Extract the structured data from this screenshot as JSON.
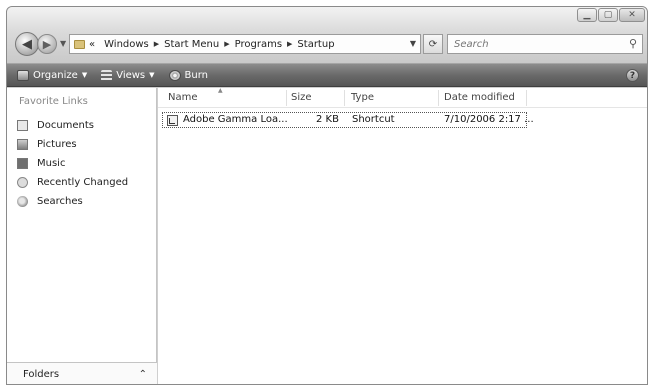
{
  "window": {
    "caption_buttons": [
      "minimize",
      "maximize",
      "close"
    ]
  },
  "nav": {
    "back_icon": "back-arrow-icon",
    "forward_icon": "forward-arrow-icon"
  },
  "address": {
    "overflow": "«",
    "crumbs": [
      "Windows",
      "Start Menu",
      "Programs",
      "Startup"
    ]
  },
  "search": {
    "placeholder": "Search"
  },
  "toolbar": {
    "organize": "Organize",
    "views": "Views",
    "burn": "Burn"
  },
  "favorites": {
    "title": "Favorite Links",
    "items": [
      "Documents",
      "Pictures",
      "Music",
      "Recently Changed",
      "Searches"
    ]
  },
  "folders_bar": {
    "label": "Folders"
  },
  "columns": [
    "Name",
    "Size",
    "Type",
    "Date modified"
  ],
  "files": [
    {
      "name": "Adobe Gamma Loa...",
      "size": "2 KB",
      "type": "Shortcut",
      "date": "7/10/2006 2:17 ..."
    }
  ]
}
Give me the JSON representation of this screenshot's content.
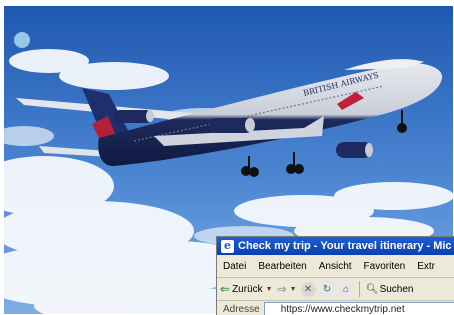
{
  "photo": {
    "livery_text": "BRITISH AIRWAYS"
  },
  "browser": {
    "title": "Check my trip - Your travel itinerary - Mic",
    "menu": [
      "Datei",
      "Bearbeiten",
      "Ansicht",
      "Favoriten",
      "Extr"
    ],
    "toolbar": {
      "back_label": "Zurück",
      "search_label": "Suchen"
    },
    "address": {
      "label": "Adresse",
      "value": "https://www.checkmytrip.net"
    }
  }
}
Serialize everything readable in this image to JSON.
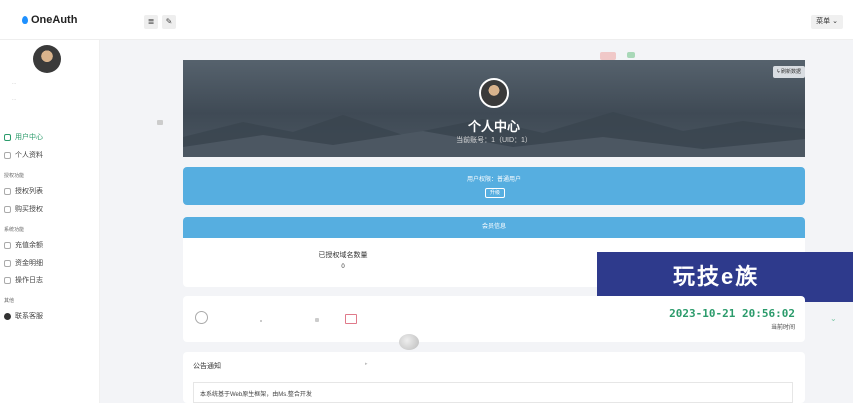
{
  "app": {
    "name": "OneAuth"
  },
  "header": {
    "menu_label": "菜单",
    "list_icon": "≣",
    "brush_icon": "✎"
  },
  "sidebar": {
    "faint_lines": [
      "...",
      "..."
    ],
    "sections": [
      {
        "label": "",
        "items": [
          {
            "label": "用户中心",
            "icon": "home-icon",
            "active": true
          },
          {
            "label": "个人资料",
            "icon": "user-icon",
            "active": false
          }
        ]
      },
      {
        "label": "授权功能",
        "items": [
          {
            "label": "授权列表",
            "icon": "list-icon",
            "active": false
          },
          {
            "label": "购买授权",
            "icon": "cart-icon",
            "active": false
          }
        ]
      },
      {
        "label": "系统功能",
        "items": [
          {
            "label": "充值余额",
            "icon": "wallet-icon",
            "active": false
          },
          {
            "label": "资金明细",
            "icon": "ledger-icon",
            "active": false
          },
          {
            "label": "操作日志",
            "icon": "log-icon",
            "active": false
          }
        ]
      },
      {
        "label": "其他",
        "items": [
          {
            "label": "联系客服",
            "icon": "support-icon",
            "active": false
          }
        ]
      }
    ]
  },
  "profile": {
    "sync_label": "刷新数据",
    "title": "个人中心",
    "uid_line": "当前账号：1（UID：1）"
  },
  "permission": {
    "line": "用户权限：普通用户",
    "upgrade_label": "升级"
  },
  "member": {
    "header": "会员信息",
    "auth_count_label": "已授权域名数量",
    "auth_count_value": "0"
  },
  "watermark": {
    "text": "玩技e族"
  },
  "clock_panel": {
    "time": "2023-10-21 20:56:02",
    "label": "当前时间"
  },
  "notice": {
    "title": "公告通知",
    "body": "本系统基于Web原生框架，由Ms.整合开发"
  },
  "colors": {
    "accent_blue": "#56aee0",
    "accent_green": "#2b9b6b",
    "watermark_bg": "#2e3a8c"
  }
}
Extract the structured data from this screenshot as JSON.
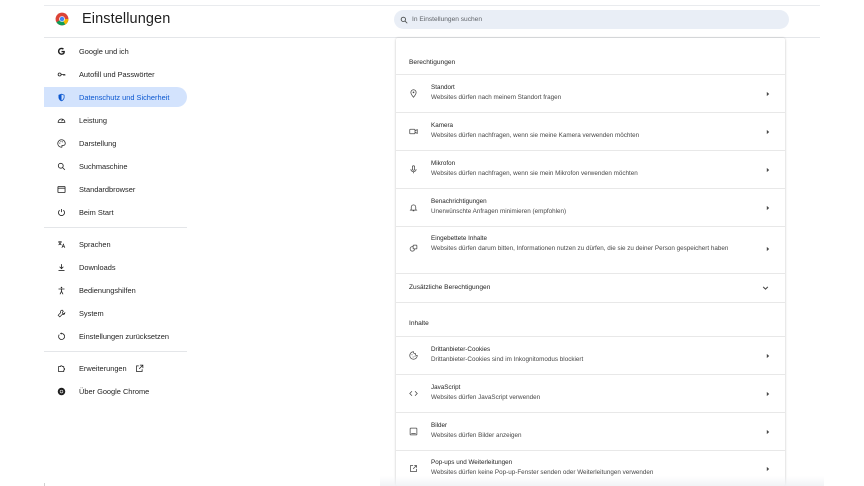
{
  "header": {
    "title": "Einstellungen",
    "search_placeholder": "In Einstellungen suchen"
  },
  "sidebar": {
    "items": [
      {
        "label": "Google und ich",
        "icon": "google-g-icon"
      },
      {
        "label": "Autofill und Passwörter",
        "icon": "key-icon"
      },
      {
        "label": "Datenschutz und Sicherheit",
        "icon": "shield-icon",
        "active": true
      },
      {
        "label": "Leistung",
        "icon": "gauge-icon"
      },
      {
        "label": "Darstellung",
        "icon": "palette-icon"
      },
      {
        "label": "Suchmaschine",
        "icon": "search-icon"
      },
      {
        "label": "Standardbrowser",
        "icon": "browser-window-icon"
      },
      {
        "label": "Beim Start",
        "icon": "power-icon"
      },
      {
        "label": "Sprachen",
        "icon": "translate-icon"
      },
      {
        "label": "Downloads",
        "icon": "download-icon"
      },
      {
        "label": "Bedienungshilfen",
        "icon": "accessibility-icon"
      },
      {
        "label": "System",
        "icon": "wrench-icon"
      },
      {
        "label": "Einstellungen zurücksetzen",
        "icon": "reset-icon"
      },
      {
        "label": "Erweiterungen",
        "icon": "puzzle-icon"
      },
      {
        "label": "Über Google Chrome",
        "icon": "chrome-icon"
      }
    ]
  },
  "main": {
    "permissions_title": "Berechtigungen",
    "permissions": [
      {
        "title": "Standort",
        "subtitle": "Websites dürfen nach meinem Standort fragen",
        "icon": "location-pin-icon"
      },
      {
        "title": "Kamera",
        "subtitle": "Websites dürfen nachfragen, wenn sie meine Kamera verwenden möchten",
        "icon": "camera-icon"
      },
      {
        "title": "Mikrofon",
        "subtitle": "Websites dürfen nachfragen, wenn sie mein Mikrofon verwenden möchten",
        "icon": "microphone-icon"
      },
      {
        "title": "Benachrichtigungen",
        "subtitle": "Unerwünschte Anfragen minimieren (empfohlen)",
        "icon": "bell-icon"
      },
      {
        "title": "Eingebettete Inhalte",
        "subtitle": "Websites dürfen darum bitten, Informationen nutzen zu dürfen, die sie zu deiner Person gespeichert haben",
        "icon": "embedded-content-icon"
      }
    ],
    "additional_permissions_label": "Zusätzliche Berechtigungen",
    "content_title": "Inhalte",
    "content": [
      {
        "title": "Drittanbieter-Cookies",
        "subtitle": "Drittanbieter-Cookies sind im Inkognitomodus blockiert",
        "icon": "cookie-icon"
      },
      {
        "title": "JavaScript",
        "subtitle": "Websites dürfen JavaScript verwenden",
        "icon": "code-icon"
      },
      {
        "title": "Bilder",
        "subtitle": "Websites dürfen Bilder anzeigen",
        "icon": "image-icon"
      },
      {
        "title": "Pop-ups und Weiterleitungen",
        "subtitle": "Websites dürfen keine Pop-up-Fenster senden oder Weiterleitungen verwenden",
        "icon": "popup-icon"
      }
    ]
  },
  "colors": {
    "accent": "#0b57d0",
    "active_bg": "#d3e3fd",
    "search_bg": "#e9eef6"
  }
}
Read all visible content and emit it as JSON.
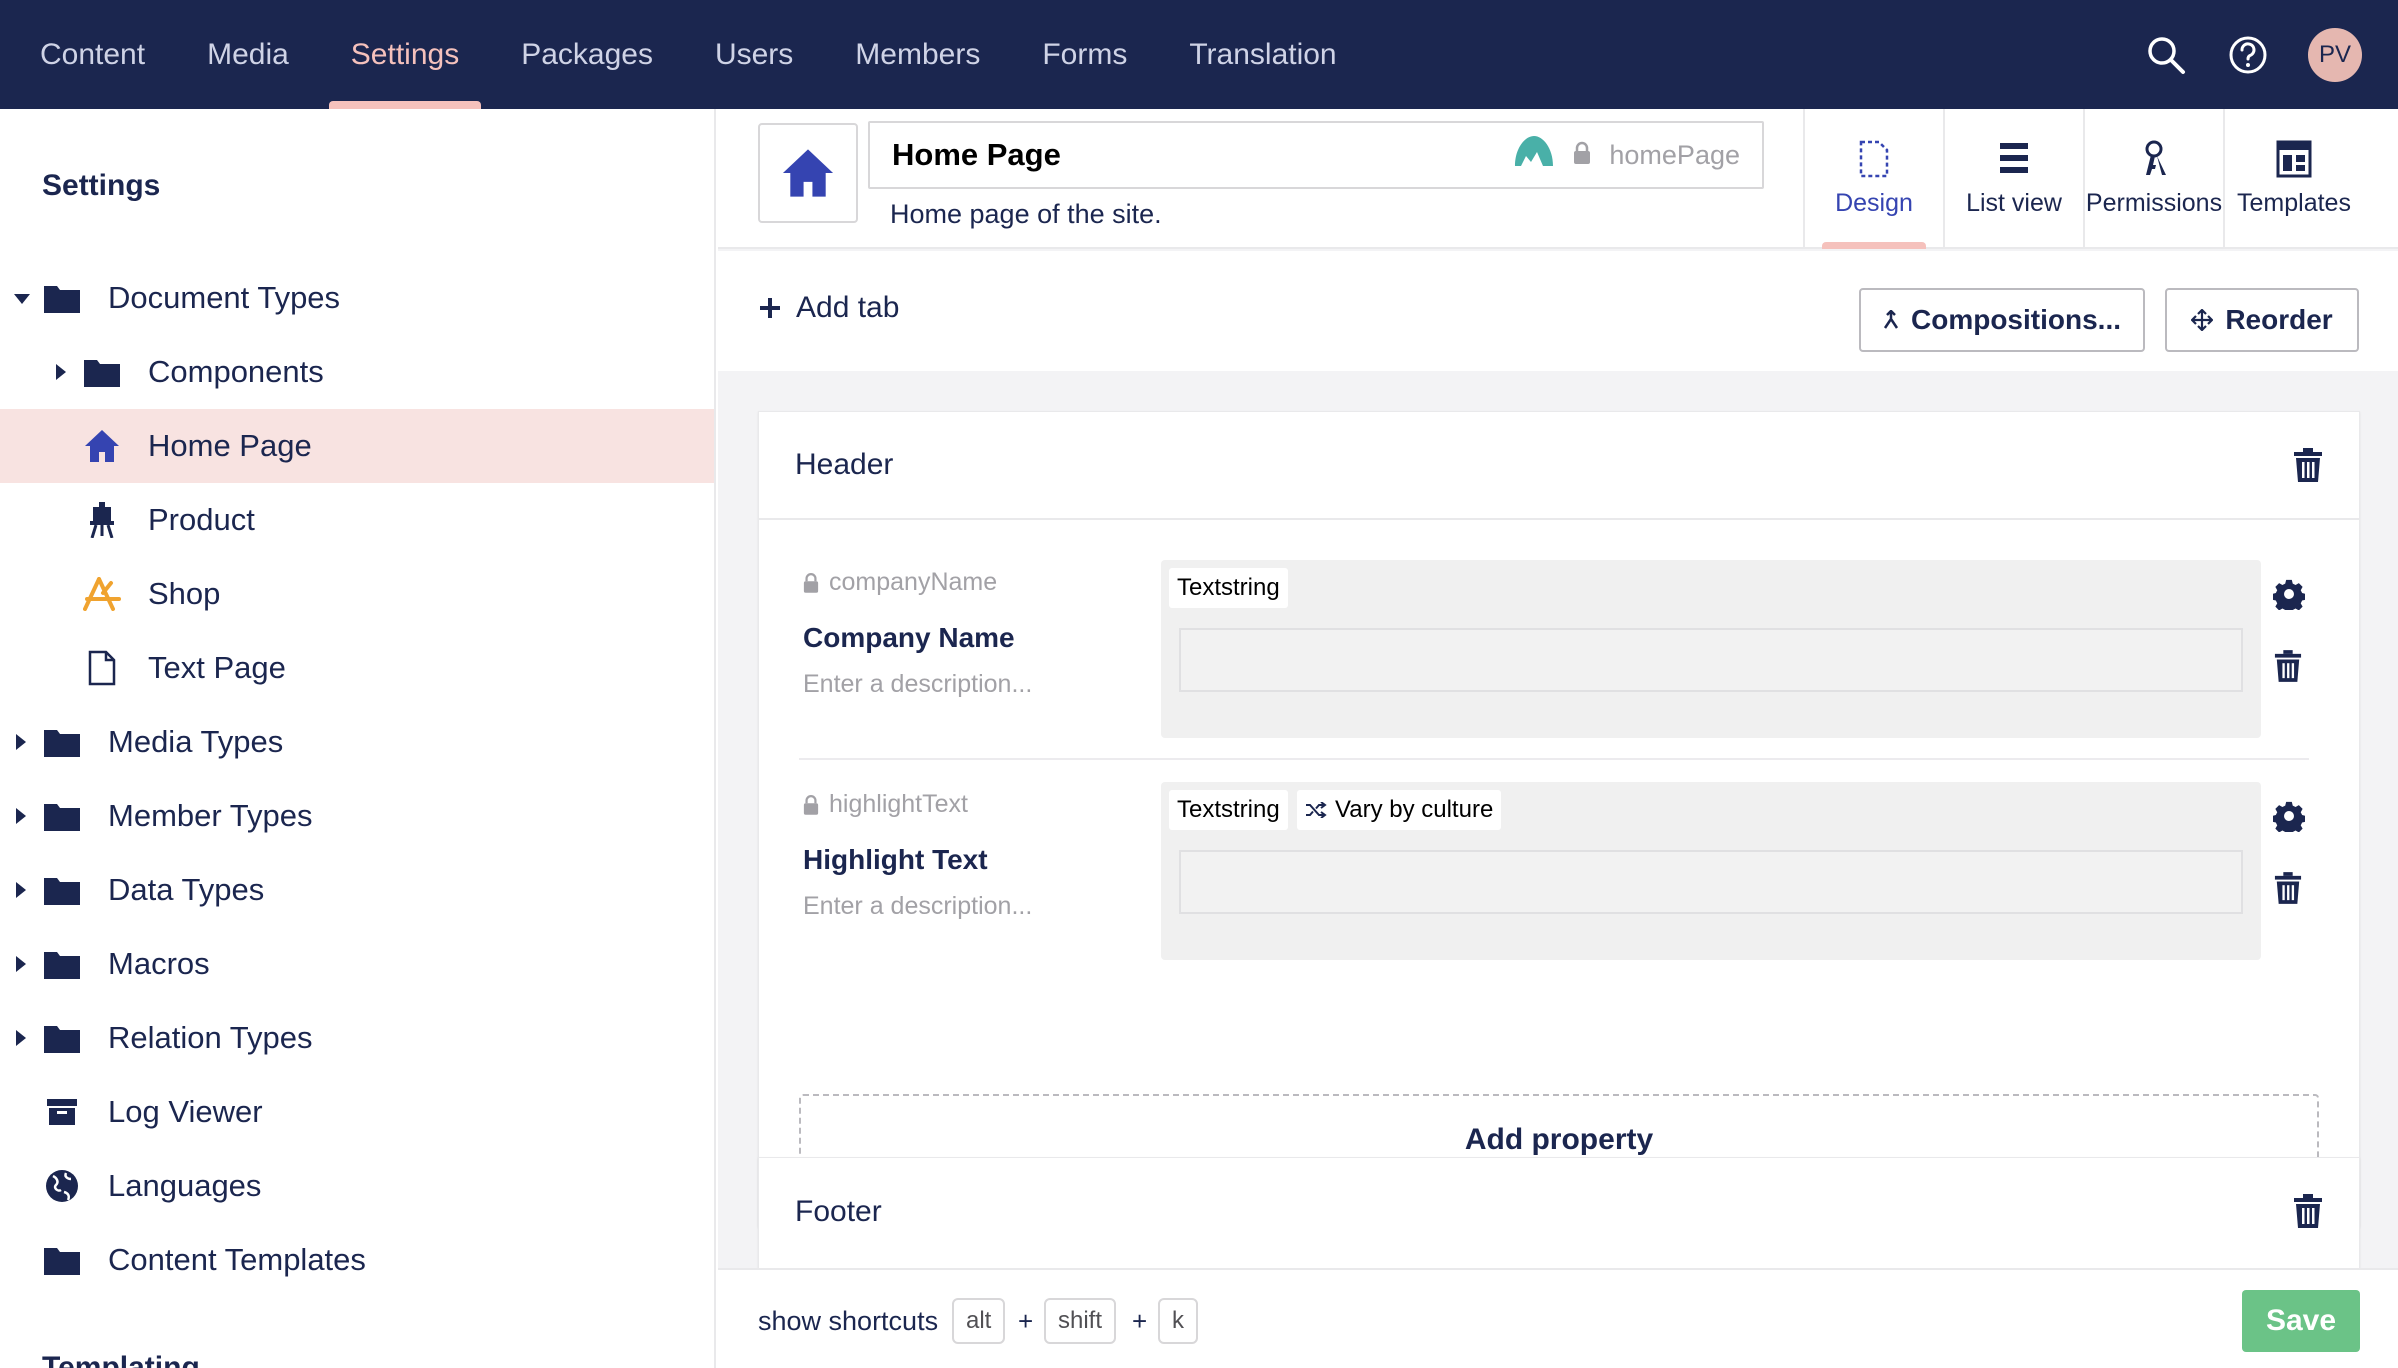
{
  "topnav": {
    "items": [
      {
        "label": "Content",
        "active": false
      },
      {
        "label": "Media",
        "active": false
      },
      {
        "label": "Settings",
        "active": true
      },
      {
        "label": "Packages",
        "active": false
      },
      {
        "label": "Users",
        "active": false
      },
      {
        "label": "Members",
        "active": false
      },
      {
        "label": "Forms",
        "active": false
      },
      {
        "label": "Translation",
        "active": false
      }
    ],
    "icons": [
      "search-icon",
      "help-icon"
    ],
    "avatar_initials": "PV"
  },
  "sidebar": {
    "title": "Settings",
    "tree": [
      {
        "label": "Document Types",
        "icon": "folder-icon",
        "expanded": true
      },
      {
        "label": "Components",
        "icon": "folder-icon",
        "expanded": false
      },
      {
        "label": "Home Page",
        "icon": "home-icon",
        "selected": true
      },
      {
        "label": "Product",
        "icon": "easel-icon"
      },
      {
        "label": "Shop",
        "icon": "shop-icon"
      },
      {
        "label": "Text Page",
        "icon": "document-icon"
      },
      {
        "label": "Media Types",
        "icon": "folder-icon",
        "expanded": false
      },
      {
        "label": "Member Types",
        "icon": "folder-icon",
        "expanded": false
      },
      {
        "label": "Data Types",
        "icon": "folder-icon",
        "expanded": false
      },
      {
        "label": "Macros",
        "icon": "folder-icon",
        "expanded": false
      },
      {
        "label": "Relation Types",
        "icon": "folder-icon",
        "expanded": false
      },
      {
        "label": "Log Viewer",
        "icon": "archive-icon"
      },
      {
        "label": "Languages",
        "icon": "globe-icon"
      },
      {
        "label": "Content Templates",
        "icon": "folder-icon"
      }
    ],
    "section_below": "Templating"
  },
  "editor": {
    "name": "Home Page",
    "alias": "homePage",
    "description": "Home page of the site.",
    "tabs": [
      {
        "label": "Design",
        "icon": "design-icon",
        "active": true
      },
      {
        "label": "List view",
        "icon": "list-view-icon",
        "active": false
      },
      {
        "label": "Permissions",
        "icon": "permissions-icon",
        "active": false
      },
      {
        "label": "Templates",
        "icon": "templates-icon",
        "active": false
      }
    ]
  },
  "toolbar": {
    "add_tab": "Add tab",
    "compositions": "Compositions...",
    "reorder": "Reorder"
  },
  "groups": [
    {
      "name": "Header",
      "properties": [
        {
          "alias": "companyName",
          "name": "Company Name",
          "description": "Enter a description...",
          "editor": "Textstring",
          "vary": ""
        },
        {
          "alias": "highlightText",
          "name": "Highlight Text",
          "description": "Enter a description...",
          "editor": "Textstring",
          "vary": "Vary by culture"
        }
      ],
      "add_property": "Add property"
    },
    {
      "name": "Footer"
    }
  ],
  "footer": {
    "shortcuts_label": "show shortcuts",
    "keys": [
      "alt",
      "shift",
      "k"
    ],
    "plus": "+",
    "save": "Save"
  },
  "colors": {
    "nav_bg": "#1b264f",
    "accent": "#f5c1bc",
    "selected_bg": "#f8e3e1",
    "save_green": "#6bc387",
    "icon_blue": "#3544b1",
    "shop_orange": "#f0a32f"
  }
}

Written instruction >>
What is the number of lines above that contain the string "Berechtigungen"? Answer with the number alone.

Completed task >>
2